**GIVEN TASK:** Keep only the lines of the listing that include the word "CPAP", and copy them.

**LISTED ENTRIES:**
═══
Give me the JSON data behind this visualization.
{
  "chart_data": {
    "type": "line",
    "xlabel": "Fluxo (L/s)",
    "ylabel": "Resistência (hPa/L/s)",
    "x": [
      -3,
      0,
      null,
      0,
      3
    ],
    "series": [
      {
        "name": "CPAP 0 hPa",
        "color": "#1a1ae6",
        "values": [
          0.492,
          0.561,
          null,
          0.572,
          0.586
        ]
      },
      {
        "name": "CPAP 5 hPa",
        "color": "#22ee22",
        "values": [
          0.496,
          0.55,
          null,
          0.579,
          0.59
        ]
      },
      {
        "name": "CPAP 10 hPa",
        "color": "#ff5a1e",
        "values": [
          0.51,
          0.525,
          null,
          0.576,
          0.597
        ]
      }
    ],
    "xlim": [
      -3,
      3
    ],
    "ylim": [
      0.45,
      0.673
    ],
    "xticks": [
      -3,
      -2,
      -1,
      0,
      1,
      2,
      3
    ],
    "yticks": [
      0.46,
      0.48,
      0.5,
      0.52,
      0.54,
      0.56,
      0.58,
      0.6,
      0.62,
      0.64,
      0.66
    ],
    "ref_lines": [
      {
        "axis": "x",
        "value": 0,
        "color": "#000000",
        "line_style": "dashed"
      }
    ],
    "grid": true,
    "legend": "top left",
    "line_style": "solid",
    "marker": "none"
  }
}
═══
**THE RESPONSE:**
        "name": "CPAP 0 hPa",
        "name": "CPAP 5 hPa",
        "name": "CPAP 10 hPa",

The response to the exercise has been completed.